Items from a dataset
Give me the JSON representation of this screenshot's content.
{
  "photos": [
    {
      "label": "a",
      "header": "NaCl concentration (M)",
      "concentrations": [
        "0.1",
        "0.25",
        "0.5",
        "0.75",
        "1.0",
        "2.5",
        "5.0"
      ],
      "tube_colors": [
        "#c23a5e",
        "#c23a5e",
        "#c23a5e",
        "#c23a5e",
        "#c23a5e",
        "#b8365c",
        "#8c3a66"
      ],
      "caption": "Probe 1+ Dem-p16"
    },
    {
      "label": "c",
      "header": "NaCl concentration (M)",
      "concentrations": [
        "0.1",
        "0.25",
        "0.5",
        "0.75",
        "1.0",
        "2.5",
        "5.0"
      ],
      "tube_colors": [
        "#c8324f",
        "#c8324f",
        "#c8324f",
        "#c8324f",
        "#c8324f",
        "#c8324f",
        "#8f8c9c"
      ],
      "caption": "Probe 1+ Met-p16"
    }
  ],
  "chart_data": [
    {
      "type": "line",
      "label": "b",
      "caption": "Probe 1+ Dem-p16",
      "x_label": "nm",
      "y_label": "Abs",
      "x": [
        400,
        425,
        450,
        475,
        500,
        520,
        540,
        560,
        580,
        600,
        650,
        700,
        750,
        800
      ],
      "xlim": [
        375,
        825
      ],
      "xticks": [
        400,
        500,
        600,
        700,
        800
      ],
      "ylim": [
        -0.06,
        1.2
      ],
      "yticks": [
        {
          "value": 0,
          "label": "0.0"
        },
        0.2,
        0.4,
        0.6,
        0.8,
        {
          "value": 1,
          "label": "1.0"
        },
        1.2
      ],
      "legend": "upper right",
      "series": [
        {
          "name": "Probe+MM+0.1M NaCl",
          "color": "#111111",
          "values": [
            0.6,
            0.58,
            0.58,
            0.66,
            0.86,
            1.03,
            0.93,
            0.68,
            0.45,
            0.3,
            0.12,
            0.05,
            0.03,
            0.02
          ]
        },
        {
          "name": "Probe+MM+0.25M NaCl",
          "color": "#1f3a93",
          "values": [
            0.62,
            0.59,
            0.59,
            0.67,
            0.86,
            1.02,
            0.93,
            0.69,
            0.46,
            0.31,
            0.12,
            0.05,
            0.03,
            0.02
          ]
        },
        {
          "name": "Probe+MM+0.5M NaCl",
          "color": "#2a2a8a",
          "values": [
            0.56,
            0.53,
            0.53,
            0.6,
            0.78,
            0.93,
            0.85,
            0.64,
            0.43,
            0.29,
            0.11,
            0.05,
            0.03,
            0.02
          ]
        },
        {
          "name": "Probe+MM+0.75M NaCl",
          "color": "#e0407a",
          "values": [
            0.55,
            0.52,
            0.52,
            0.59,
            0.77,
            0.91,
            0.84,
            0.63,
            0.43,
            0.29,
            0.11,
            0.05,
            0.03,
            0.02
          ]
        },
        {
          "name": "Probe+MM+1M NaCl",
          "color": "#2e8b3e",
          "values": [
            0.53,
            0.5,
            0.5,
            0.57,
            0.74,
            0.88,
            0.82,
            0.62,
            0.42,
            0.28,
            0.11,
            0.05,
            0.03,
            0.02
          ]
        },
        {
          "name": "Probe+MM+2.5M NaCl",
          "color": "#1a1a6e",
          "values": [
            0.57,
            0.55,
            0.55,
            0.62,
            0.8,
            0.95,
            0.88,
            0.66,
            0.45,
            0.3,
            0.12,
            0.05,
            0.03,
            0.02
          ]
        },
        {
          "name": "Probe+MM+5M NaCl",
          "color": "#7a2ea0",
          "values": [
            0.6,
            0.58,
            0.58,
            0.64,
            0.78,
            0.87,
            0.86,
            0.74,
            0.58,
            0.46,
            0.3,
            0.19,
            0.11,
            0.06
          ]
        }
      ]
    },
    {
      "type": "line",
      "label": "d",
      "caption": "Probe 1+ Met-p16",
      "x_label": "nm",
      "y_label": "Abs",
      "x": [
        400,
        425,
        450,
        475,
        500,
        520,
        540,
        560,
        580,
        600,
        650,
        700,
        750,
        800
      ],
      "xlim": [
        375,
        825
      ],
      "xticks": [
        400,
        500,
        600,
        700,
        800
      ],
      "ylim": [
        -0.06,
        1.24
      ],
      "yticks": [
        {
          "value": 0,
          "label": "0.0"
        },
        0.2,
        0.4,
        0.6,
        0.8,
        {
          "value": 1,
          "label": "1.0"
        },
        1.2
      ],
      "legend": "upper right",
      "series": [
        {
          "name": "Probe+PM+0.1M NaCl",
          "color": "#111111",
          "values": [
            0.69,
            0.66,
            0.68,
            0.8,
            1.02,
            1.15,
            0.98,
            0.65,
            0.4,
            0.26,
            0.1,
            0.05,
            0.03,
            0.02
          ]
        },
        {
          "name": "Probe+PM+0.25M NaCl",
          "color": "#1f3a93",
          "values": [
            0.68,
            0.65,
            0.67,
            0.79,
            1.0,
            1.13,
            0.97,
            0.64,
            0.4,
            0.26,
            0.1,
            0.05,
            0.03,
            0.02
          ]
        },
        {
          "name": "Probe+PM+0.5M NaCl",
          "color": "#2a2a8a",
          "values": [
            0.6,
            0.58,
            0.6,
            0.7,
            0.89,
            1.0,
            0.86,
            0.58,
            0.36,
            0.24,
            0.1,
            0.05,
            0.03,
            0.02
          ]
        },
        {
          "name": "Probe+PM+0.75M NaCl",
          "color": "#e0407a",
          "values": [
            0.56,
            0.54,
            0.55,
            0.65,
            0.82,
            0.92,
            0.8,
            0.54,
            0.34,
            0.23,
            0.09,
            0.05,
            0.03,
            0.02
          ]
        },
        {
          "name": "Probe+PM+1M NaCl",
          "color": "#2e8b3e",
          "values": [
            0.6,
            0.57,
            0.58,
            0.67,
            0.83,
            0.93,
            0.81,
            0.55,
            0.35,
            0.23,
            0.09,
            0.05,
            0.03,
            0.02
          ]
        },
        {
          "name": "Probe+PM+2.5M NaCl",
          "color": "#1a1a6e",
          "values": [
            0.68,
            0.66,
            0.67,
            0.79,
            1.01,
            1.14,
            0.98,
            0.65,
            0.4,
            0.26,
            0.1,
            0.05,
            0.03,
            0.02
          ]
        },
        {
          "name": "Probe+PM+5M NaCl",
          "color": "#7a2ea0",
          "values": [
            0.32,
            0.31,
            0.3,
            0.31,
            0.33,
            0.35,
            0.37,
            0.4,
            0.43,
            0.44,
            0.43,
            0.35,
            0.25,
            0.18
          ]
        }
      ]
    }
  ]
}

Exercise goal
Output every record above exactly as it appears.

Correct answer
Give me the JSON representation of this screenshot's content.
{
  "photos": [
    {
      "label": "a",
      "header": "NaCl concentration (M)",
      "concentrations": [
        "0.1",
        "0.25",
        "0.5",
        "0.75",
        "1.0",
        "2.5",
        "5.0"
      ],
      "tube_colors": [
        "#c23a5e",
        "#c23a5e",
        "#c23a5e",
        "#c23a5e",
        "#c23a5e",
        "#b8365c",
        "#8c3a66"
      ],
      "caption": "Probe 1+ Dem-p16"
    },
    {
      "label": "c",
      "header": "NaCl concentration (M)",
      "concentrations": [
        "0.1",
        "0.25",
        "0.5",
        "0.75",
        "1.0",
        "2.5",
        "5.0"
      ],
      "tube_colors": [
        "#c8324f",
        "#c8324f",
        "#c8324f",
        "#c8324f",
        "#c8324f",
        "#c8324f",
        "#8f8c9c"
      ],
      "caption": "Probe 1+ Met-p16"
    }
  ],
  "chart_data": [
    {
      "type": "line",
      "label": "b",
      "caption": "Probe 1+ Dem-p16",
      "x_label": "nm",
      "y_label": "Abs",
      "x": [
        400,
        425,
        450,
        475,
        500,
        520,
        540,
        560,
        580,
        600,
        650,
        700,
        750,
        800
      ],
      "xlim": [
        375,
        825
      ],
      "xticks": [
        400,
        500,
        600,
        700,
        800
      ],
      "ylim": [
        -0.06,
        1.2
      ],
      "yticks": [
        {
          "value": 0,
          "label": "0.0"
        },
        0.2,
        0.4,
        0.6,
        0.8,
        {
          "value": 1,
          "label": "1.0"
        },
        1.2
      ],
      "legend": "upper right",
      "series": [
        {
          "name": "Probe+MM+0.1M NaCl",
          "color": "#111111",
          "values": [
            0.6,
            0.58,
            0.58,
            0.66,
            0.86,
            1.03,
            0.93,
            0.68,
            0.45,
            0.3,
            0.12,
            0.05,
            0.03,
            0.02
          ]
        },
        {
          "name": "Probe+MM+0.25M NaCl",
          "color": "#1f3a93",
          "values": [
            0.62,
            0.59,
            0.59,
            0.67,
            0.86,
            1.02,
            0.93,
            0.69,
            0.46,
            0.31,
            0.12,
            0.05,
            0.03,
            0.02
          ]
        },
        {
          "name": "Probe+MM+0.5M NaCl",
          "color": "#2a2a8a",
          "values": [
            0.56,
            0.53,
            0.53,
            0.6,
            0.78,
            0.93,
            0.85,
            0.64,
            0.43,
            0.29,
            0.11,
            0.05,
            0.03,
            0.02
          ]
        },
        {
          "name": "Probe+MM+0.75M NaCl",
          "color": "#e0407a",
          "values": [
            0.55,
            0.52,
            0.52,
            0.59,
            0.77,
            0.91,
            0.84,
            0.63,
            0.43,
            0.29,
            0.11,
            0.05,
            0.03,
            0.02
          ]
        },
        {
          "name": "Probe+MM+1M NaCl",
          "color": "#2e8b3e",
          "values": [
            0.53,
            0.5,
            0.5,
            0.57,
            0.74,
            0.88,
            0.82,
            0.62,
            0.42,
            0.28,
            0.11,
            0.05,
            0.03,
            0.02
          ]
        },
        {
          "name": "Probe+MM+2.5M NaCl",
          "color": "#1a1a6e",
          "values": [
            0.57,
            0.55,
            0.55,
            0.62,
            0.8,
            0.95,
            0.88,
            0.66,
            0.45,
            0.3,
            0.12,
            0.05,
            0.03,
            0.02
          ]
        },
        {
          "name": "Probe+MM+5M NaCl",
          "color": "#7a2ea0",
          "values": [
            0.6,
            0.58,
            0.58,
            0.64,
            0.78,
            0.87,
            0.86,
            0.74,
            0.58,
            0.46,
            0.3,
            0.19,
            0.11,
            0.06
          ]
        }
      ]
    },
    {
      "type": "line",
      "label": "d",
      "caption": "Probe 1+ Met-p16",
      "x_label": "nm",
      "y_label": "Abs",
      "x": [
        400,
        425,
        450,
        475,
        500,
        520,
        540,
        560,
        580,
        600,
        650,
        700,
        750,
        800
      ],
      "xlim": [
        375,
        825
      ],
      "xticks": [
        400,
        500,
        600,
        700,
        800
      ],
      "ylim": [
        -0.06,
        1.24
      ],
      "yticks": [
        {
          "value": 0,
          "label": "0.0"
        },
        0.2,
        0.4,
        0.6,
        0.8,
        {
          "value": 1,
          "label": "1.0"
        },
        1.2
      ],
      "legend": "upper right",
      "series": [
        {
          "name": "Probe+PM+0.1M NaCl",
          "color": "#111111",
          "values": [
            0.69,
            0.66,
            0.68,
            0.8,
            1.02,
            1.15,
            0.98,
            0.65,
            0.4,
            0.26,
            0.1,
            0.05,
            0.03,
            0.02
          ]
        },
        {
          "name": "Probe+PM+0.25M NaCl",
          "color": "#1f3a93",
          "values": [
            0.68,
            0.65,
            0.67,
            0.79,
            1.0,
            1.13,
            0.97,
            0.64,
            0.4,
            0.26,
            0.1,
            0.05,
            0.03,
            0.02
          ]
        },
        {
          "name": "Probe+PM+0.5M NaCl",
          "color": "#2a2a8a",
          "values": [
            0.6,
            0.58,
            0.6,
            0.7,
            0.89,
            1.0,
            0.86,
            0.58,
            0.36,
            0.24,
            0.1,
            0.05,
            0.03,
            0.02
          ]
        },
        {
          "name": "Probe+PM+0.75M NaCl",
          "color": "#e0407a",
          "values": [
            0.56,
            0.54,
            0.55,
            0.65,
            0.82,
            0.92,
            0.8,
            0.54,
            0.34,
            0.23,
            0.09,
            0.05,
            0.03,
            0.02
          ]
        },
        {
          "name": "Probe+PM+1M NaCl",
          "color": "#2e8b3e",
          "values": [
            0.6,
            0.57,
            0.58,
            0.67,
            0.83,
            0.93,
            0.81,
            0.55,
            0.35,
            0.23,
            0.09,
            0.05,
            0.03,
            0.02
          ]
        },
        {
          "name": "Probe+PM+2.5M NaCl",
          "color": "#1a1a6e",
          "values": [
            0.68,
            0.66,
            0.67,
            0.79,
            1.01,
            1.14,
            0.98,
            0.65,
            0.4,
            0.26,
            0.1,
            0.05,
            0.03,
            0.02
          ]
        },
        {
          "name": "Probe+PM+5M NaCl",
          "color": "#7a2ea0",
          "values": [
            0.32,
            0.31,
            0.3,
            0.31,
            0.33,
            0.35,
            0.37,
            0.4,
            0.43,
            0.44,
            0.43,
            0.35,
            0.25,
            0.18
          ]
        }
      ]
    }
  ]
}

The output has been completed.